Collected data

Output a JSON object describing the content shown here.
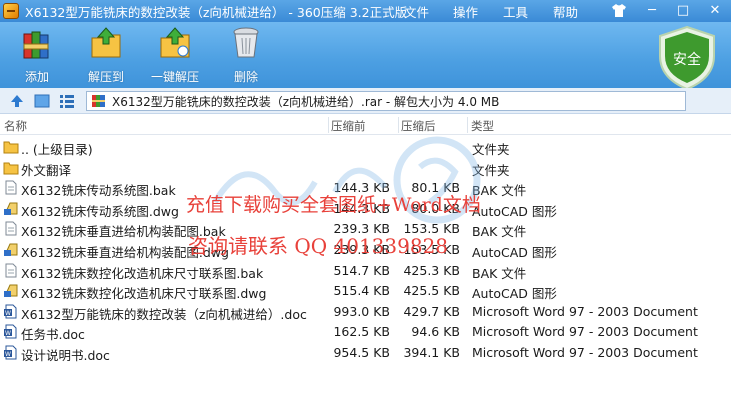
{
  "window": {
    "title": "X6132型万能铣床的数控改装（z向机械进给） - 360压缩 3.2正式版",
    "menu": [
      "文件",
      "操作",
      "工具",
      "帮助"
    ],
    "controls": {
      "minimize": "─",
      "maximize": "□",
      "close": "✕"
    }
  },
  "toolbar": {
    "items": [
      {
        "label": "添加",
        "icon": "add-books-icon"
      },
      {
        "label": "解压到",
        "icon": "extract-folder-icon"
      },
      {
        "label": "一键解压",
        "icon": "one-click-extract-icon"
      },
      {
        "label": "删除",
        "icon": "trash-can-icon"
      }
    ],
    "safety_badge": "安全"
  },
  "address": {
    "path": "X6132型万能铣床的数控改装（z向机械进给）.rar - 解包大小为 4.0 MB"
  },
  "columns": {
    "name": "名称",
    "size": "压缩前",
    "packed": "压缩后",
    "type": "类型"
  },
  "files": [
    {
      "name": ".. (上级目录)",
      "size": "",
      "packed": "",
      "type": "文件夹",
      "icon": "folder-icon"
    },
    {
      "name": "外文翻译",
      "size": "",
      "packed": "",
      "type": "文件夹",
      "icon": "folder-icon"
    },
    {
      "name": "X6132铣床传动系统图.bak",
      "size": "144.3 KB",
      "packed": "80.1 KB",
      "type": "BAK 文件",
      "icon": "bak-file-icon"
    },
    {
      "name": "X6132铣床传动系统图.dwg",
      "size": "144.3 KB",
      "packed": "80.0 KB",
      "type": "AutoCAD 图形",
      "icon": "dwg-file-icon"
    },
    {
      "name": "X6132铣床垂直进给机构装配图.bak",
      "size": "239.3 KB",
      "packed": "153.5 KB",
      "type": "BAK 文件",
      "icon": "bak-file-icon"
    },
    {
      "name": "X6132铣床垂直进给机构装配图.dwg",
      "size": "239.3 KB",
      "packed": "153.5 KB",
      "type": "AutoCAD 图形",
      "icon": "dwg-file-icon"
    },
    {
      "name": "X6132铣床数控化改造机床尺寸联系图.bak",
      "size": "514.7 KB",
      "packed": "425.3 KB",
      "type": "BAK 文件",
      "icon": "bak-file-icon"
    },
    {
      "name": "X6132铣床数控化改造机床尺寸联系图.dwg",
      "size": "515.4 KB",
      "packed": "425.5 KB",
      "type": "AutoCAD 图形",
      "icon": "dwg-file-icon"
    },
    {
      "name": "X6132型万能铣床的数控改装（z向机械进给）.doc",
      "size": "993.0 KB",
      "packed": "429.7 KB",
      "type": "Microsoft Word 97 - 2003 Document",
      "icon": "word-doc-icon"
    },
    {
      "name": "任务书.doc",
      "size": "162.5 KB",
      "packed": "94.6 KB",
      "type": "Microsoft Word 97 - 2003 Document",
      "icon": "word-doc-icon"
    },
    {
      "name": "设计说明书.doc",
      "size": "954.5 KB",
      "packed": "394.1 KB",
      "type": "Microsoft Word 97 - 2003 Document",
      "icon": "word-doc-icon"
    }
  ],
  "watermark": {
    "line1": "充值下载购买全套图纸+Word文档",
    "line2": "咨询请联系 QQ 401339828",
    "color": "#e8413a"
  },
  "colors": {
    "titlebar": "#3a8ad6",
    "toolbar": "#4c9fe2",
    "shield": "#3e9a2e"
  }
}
--
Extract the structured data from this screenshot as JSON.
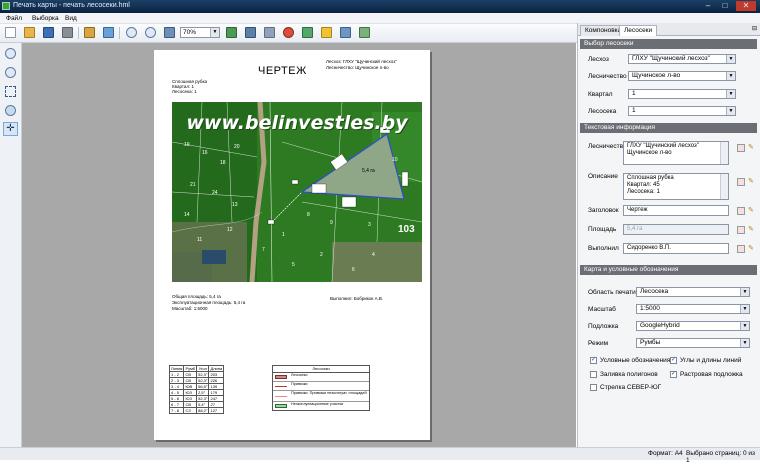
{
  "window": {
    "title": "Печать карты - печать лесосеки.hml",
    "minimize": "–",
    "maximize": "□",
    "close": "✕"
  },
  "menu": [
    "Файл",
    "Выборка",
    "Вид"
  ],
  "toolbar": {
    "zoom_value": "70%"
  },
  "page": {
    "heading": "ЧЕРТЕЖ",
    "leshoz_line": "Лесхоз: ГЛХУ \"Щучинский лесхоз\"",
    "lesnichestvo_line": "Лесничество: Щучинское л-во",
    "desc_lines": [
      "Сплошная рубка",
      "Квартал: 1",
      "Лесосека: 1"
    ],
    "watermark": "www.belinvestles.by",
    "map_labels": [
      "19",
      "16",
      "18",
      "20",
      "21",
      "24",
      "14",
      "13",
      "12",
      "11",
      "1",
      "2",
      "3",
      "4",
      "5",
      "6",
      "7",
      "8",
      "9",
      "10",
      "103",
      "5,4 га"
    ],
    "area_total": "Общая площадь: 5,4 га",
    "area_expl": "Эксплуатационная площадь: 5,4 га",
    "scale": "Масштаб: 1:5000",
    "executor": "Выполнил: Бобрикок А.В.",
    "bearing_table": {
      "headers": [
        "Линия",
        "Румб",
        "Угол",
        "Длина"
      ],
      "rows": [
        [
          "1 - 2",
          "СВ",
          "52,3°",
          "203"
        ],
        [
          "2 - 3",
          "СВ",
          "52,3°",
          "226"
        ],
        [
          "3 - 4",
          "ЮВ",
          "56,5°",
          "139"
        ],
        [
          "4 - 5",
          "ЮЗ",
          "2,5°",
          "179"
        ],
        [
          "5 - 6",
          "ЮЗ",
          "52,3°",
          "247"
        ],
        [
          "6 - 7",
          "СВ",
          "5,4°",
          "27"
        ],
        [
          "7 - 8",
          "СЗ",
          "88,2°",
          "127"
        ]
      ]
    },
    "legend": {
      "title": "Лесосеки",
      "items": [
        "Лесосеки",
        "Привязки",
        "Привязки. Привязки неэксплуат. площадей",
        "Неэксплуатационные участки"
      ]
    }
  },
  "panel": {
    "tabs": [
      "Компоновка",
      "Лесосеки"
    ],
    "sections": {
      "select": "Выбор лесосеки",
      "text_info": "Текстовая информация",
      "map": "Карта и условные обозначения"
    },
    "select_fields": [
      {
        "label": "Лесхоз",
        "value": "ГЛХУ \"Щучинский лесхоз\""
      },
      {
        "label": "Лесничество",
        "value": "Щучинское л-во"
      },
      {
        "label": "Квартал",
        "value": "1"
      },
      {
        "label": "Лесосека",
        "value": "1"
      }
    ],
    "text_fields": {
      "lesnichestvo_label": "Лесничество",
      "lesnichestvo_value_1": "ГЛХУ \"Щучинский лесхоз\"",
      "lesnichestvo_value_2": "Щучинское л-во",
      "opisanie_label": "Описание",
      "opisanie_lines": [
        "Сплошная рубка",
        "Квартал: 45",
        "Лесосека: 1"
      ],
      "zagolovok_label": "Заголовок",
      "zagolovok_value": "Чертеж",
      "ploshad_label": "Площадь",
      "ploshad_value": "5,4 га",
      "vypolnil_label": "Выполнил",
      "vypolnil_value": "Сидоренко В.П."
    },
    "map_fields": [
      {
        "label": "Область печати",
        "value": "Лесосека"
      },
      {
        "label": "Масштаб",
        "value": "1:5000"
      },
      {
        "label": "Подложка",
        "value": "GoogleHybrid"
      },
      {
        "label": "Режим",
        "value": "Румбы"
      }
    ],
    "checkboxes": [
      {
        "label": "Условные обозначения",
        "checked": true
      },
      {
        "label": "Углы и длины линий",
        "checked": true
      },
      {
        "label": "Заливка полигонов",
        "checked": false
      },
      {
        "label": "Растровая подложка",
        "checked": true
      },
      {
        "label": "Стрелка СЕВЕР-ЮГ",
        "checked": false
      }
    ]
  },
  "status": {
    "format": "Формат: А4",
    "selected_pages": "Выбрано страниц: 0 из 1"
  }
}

**To do**
Select and copy every line of the listing with the word "Щучинский".

**Exercise solution**
    "leshoz_line": "Лесхоз: ГЛХУ \"Щучинский лесхоз\"",
        "value": "ГЛХУ \"Щучинский лесхоз\""
      "lesnichestvo_value_1": "ГЛХУ \"Щучинский лесхоз\"",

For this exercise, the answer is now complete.